(Dataset entries on figures)
....

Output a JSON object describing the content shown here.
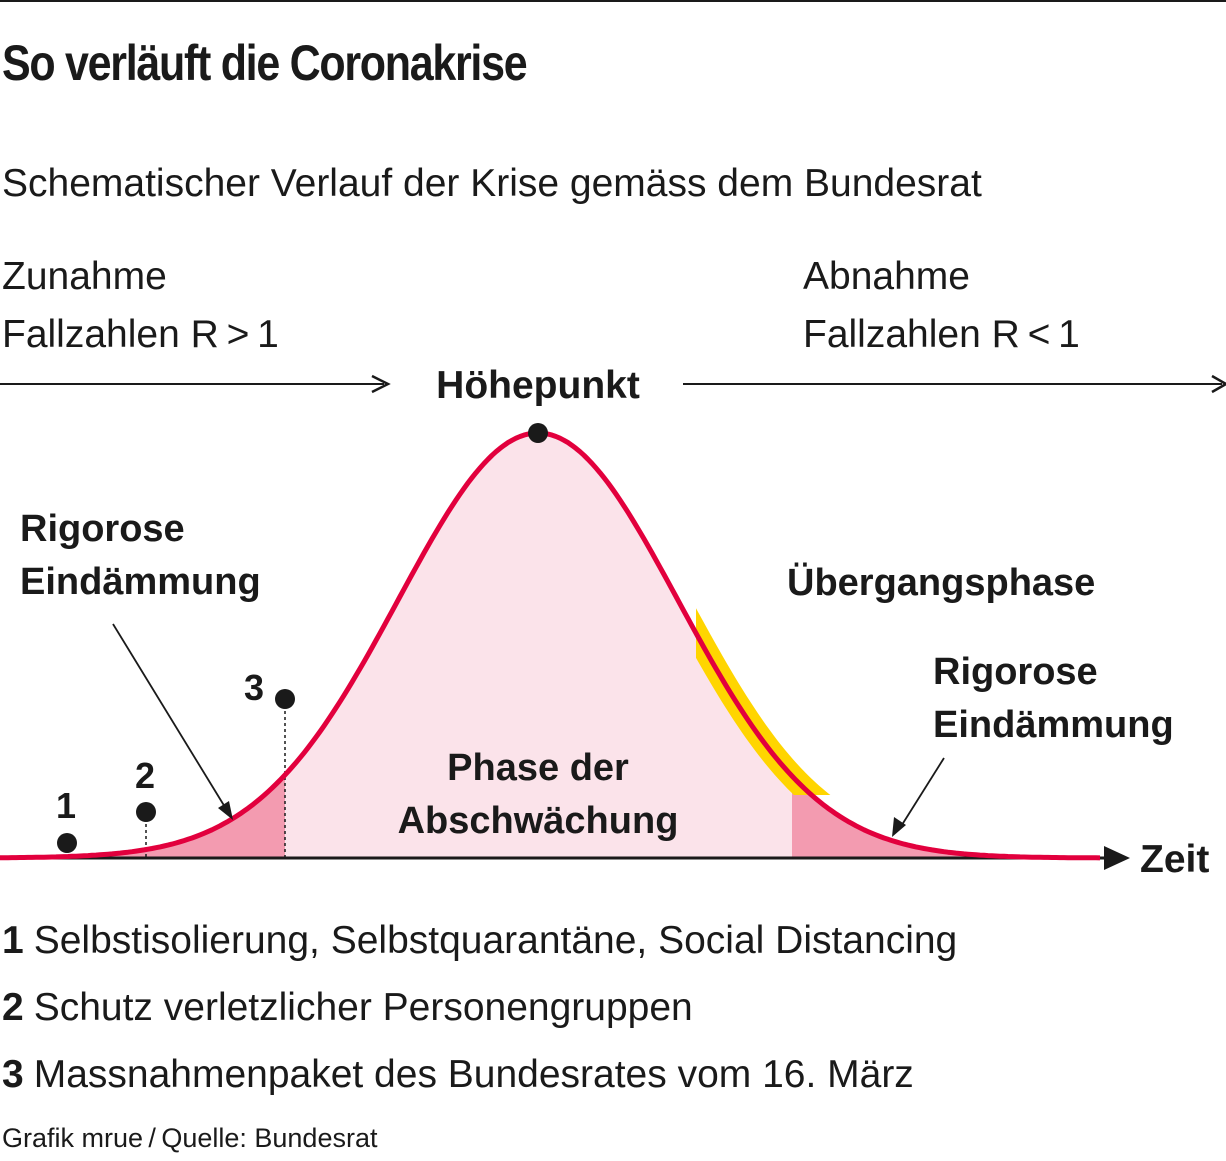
{
  "title": "So verläuft die Coronakrise",
  "subtitle": "Schematischer Verlauf der Krise gemäss dem Bundesrat",
  "phases": {
    "increase": {
      "line1": "Zunahme",
      "line2": "Fallzahlen R > 1"
    },
    "decrease": {
      "line1": "Abnahme",
      "line2": "Fallzahlen R < 1"
    },
    "peak": "Höhepunkt"
  },
  "diagram": {
    "left_region": {
      "line1": "Rigorose",
      "line2": "Eindämmung"
    },
    "middle_region": {
      "line1": "Phase der",
      "line2": "Abschwächung"
    },
    "transition": "Übergangsphase",
    "right_region": {
      "line1": "Rigorose",
      "line2": "Eindämmung"
    },
    "time_axis": "Zeit",
    "markers": [
      "1",
      "2",
      "3"
    ]
  },
  "legend": [
    {
      "number": "1",
      "text": "Selbstisolierung, Selbstquarantäne, Social Distancing"
    },
    {
      "number": "2",
      "text": "Schutz verletzlicher Personengruppen"
    },
    {
      "number": "3",
      "text": "Massnahmenpaket des Bundesrates vom 16. März"
    }
  ],
  "source": "Grafik mrue / Quelle: Bundesrat",
  "colors": {
    "curve": "#e2003d",
    "fill_light": "#fbe3ea",
    "fill_dark": "#f39bb0",
    "highlight": "#ffd500",
    "text": "#1a1a1a"
  }
}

....

= Set task =
In the entries above, find every line with the word "text" and list it.

= Response below =
      "text": "Selbstisolierung, Selbstquarantäne, Social Distancing"
      "text": "Schutz verletzlicher Personengruppen"
      "text": "Massnahmenpaket des Bundesrates vom 16. März"
    "text": "#1a1a1a"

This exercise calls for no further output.